(Dataset items)

— Start —

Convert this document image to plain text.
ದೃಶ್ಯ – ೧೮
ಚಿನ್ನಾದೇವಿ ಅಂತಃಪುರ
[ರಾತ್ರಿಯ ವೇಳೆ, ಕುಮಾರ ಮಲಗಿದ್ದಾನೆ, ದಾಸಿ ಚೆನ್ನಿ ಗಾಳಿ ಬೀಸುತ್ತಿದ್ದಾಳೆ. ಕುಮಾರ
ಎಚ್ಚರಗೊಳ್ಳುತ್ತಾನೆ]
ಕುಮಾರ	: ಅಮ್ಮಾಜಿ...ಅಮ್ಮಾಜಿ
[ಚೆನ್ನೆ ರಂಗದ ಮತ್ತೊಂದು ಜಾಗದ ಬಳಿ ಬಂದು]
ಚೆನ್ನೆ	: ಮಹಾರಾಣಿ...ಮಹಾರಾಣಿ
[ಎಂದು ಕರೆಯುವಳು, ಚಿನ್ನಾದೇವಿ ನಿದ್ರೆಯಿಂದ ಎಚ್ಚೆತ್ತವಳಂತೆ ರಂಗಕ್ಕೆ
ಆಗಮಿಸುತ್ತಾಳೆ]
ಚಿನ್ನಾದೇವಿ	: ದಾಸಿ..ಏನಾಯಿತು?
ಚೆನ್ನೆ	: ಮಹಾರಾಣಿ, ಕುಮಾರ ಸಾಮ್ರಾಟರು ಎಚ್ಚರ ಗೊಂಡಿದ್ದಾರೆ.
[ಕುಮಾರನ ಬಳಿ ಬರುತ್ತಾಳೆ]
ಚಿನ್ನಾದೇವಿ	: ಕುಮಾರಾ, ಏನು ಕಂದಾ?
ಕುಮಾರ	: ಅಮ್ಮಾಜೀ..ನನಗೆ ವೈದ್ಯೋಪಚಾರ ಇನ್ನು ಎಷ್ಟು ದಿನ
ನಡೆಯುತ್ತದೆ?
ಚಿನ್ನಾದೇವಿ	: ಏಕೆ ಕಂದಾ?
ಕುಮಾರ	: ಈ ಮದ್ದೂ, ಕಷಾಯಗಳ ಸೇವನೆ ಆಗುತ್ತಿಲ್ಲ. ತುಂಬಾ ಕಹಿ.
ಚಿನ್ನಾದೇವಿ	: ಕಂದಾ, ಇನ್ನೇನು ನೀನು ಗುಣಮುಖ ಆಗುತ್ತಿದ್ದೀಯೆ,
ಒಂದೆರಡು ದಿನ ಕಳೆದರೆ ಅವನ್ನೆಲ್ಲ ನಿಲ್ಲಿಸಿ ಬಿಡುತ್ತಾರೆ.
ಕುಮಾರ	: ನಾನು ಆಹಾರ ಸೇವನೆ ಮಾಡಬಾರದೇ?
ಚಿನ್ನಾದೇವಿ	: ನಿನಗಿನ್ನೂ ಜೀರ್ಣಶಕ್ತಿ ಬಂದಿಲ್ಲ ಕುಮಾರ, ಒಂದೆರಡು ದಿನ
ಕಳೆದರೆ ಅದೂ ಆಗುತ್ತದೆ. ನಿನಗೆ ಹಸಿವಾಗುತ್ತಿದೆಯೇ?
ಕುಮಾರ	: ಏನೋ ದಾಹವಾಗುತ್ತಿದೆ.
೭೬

— End —

▸ What you need to do
Copy out every line of the data above, exactly as given.

▸ Expected answer
Convert this document image to plain text.
ದೃಶ್ಯ – ೧೮
ಚಿನ್ನಾದೇವಿ ಅಂತಃಪುರ
[ರಾತ್ರಿಯ ವೇಳೆ, ಕುಮಾರ ಮಲಗಿದ್ದಾನೆ, ದಾಸಿ ಚೆನ್ನಿ ಗಾಳಿ ಬೀಸುತ್ತಿದ್ದಾಳೆ. ಕುಮಾರ
ಎಚ್ಚರಗೊಳ್ಳುತ್ತಾನೆ]
ಕುಮಾರ	: ಅಮ್ಮಾಜಿ...ಅಮ್ಮಾಜಿ
[ಚೆನ್ನೆ ರಂಗದ ಮತ್ತೊಂದು ಜಾಗದ ಬಳಿ ಬಂದು]
ಚೆನ್ನೆ	: ಮಹಾರಾಣಿ...ಮಹಾರಾಣಿ
[ಎಂದು ಕರೆಯುವಳು, ಚಿನ್ನಾದೇವಿ ನಿದ್ರೆಯಿಂದ ಎಚ್ಚೆತ್ತವಳಂತೆ ರಂಗಕ್ಕೆ
ಆಗಮಿಸುತ್ತಾಳೆ]
ಚಿನ್ನಾದೇವಿ	: ದಾಸಿ..ಏನಾಯಿತು?
ಚೆನ್ನೆ	: ಮಹಾರಾಣಿ, ಕುಮಾರ ಸಾಮ್ರಾಟರು ಎಚ್ಚರ ಗೊಂಡಿದ್ದಾರೆ.
[ಕುಮಾರನ ಬಳಿ ಬರುತ್ತಾಳೆ]
ಚಿನ್ನಾದೇವಿ	: ಕುಮಾರಾ, ಏನು ಕಂದಾ?
ಕುಮಾರ	: ಅಮ್ಮಾಜೀ..ನನಗೆ ವೈದ್ಯೋಪಚಾರ ಇನ್ನು ಎಷ್ಟು ದಿನ
ನಡೆಯುತ್ತದೆ?
ಚಿನ್ನಾದೇವಿ	: ಏಕೆ ಕಂದಾ?
ಕುಮಾರ	: ಈ ಮದ್ದೂ, ಕಷಾಯಗಳ ಸೇವನೆ ಆಗುತ್ತಿಲ್ಲ. ತುಂಬಾ ಕಹಿ.
ಚಿನ್ನಾದೇವಿ	: ಕಂದಾ, ಇನ್ನೇನು ನೀನು ಗುಣಮುಖ ಆಗುತ್ತಿದ್ದೀಯೆ,
ಒಂದೆರಡು ದಿನ ಕಳೆದರೆ ಅವನ್ನೆಲ್ಲ ನಿಲ್ಲಿಸಿ ಬಿಡುತ್ತಾರೆ.
ಕುಮಾರ	: ನಾನು ಆಹಾರ ಸೇವನೆ ಮಾಡಬಾರದೇ?
ಚಿನ್ನಾದೇವಿ	: ನಿನಗಿನ್ನೂ ಜೀರ್ಣಶಕ್ತಿ ಬಂದಿಲ್ಲ ಕುಮಾರ, ಒಂದೆರಡು ದಿನ
ಕಳೆದರೆ ಅದೂ ಆಗುತ್ತದೆ. ನಿನಗೆ ಹಸಿವಾಗುತ್ತಿದೆಯೇ?
ಕುಮಾರ	: ಏನೋ ದಾಹವಾಗುತ್ತಿದೆ.
೭೬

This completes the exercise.